— START OF EXERCISE DATA —

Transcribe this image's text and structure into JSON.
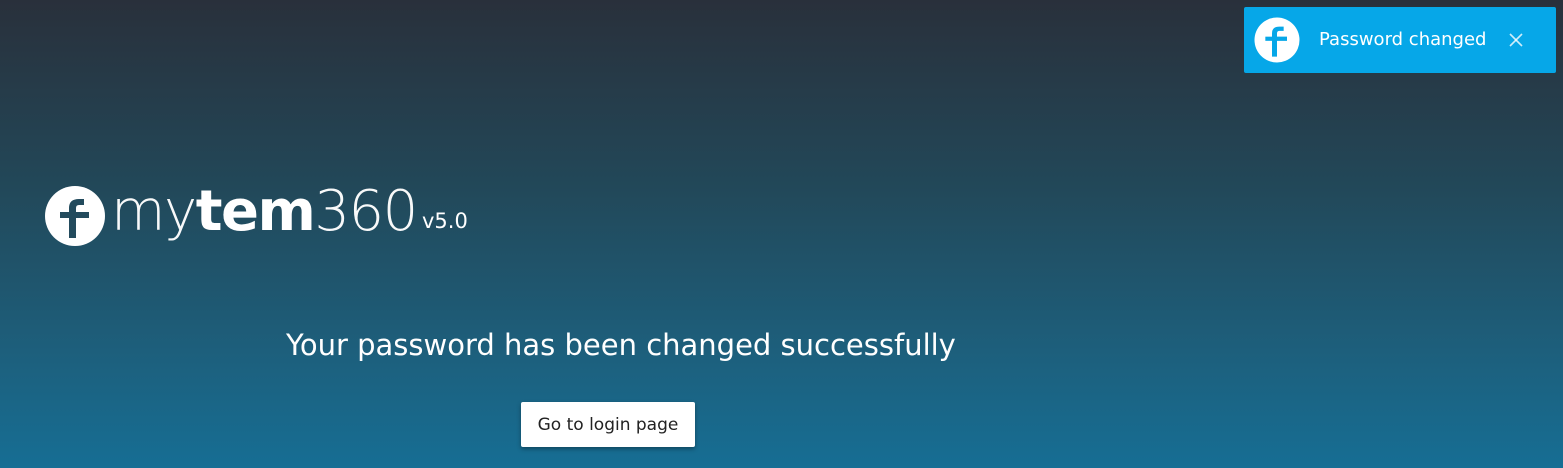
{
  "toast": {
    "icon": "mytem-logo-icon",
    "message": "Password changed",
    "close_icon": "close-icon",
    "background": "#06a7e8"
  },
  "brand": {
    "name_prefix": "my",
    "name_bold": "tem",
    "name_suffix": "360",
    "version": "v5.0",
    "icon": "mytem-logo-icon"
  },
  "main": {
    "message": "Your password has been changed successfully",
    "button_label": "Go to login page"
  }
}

— END OF EXERCISE DATA —

▶ THE TASK
In the records above, collect each line with "message".

▶ EXPECTED OUTPUT
    "message": "Password changed",
    "message": "Your password has been changed successfully",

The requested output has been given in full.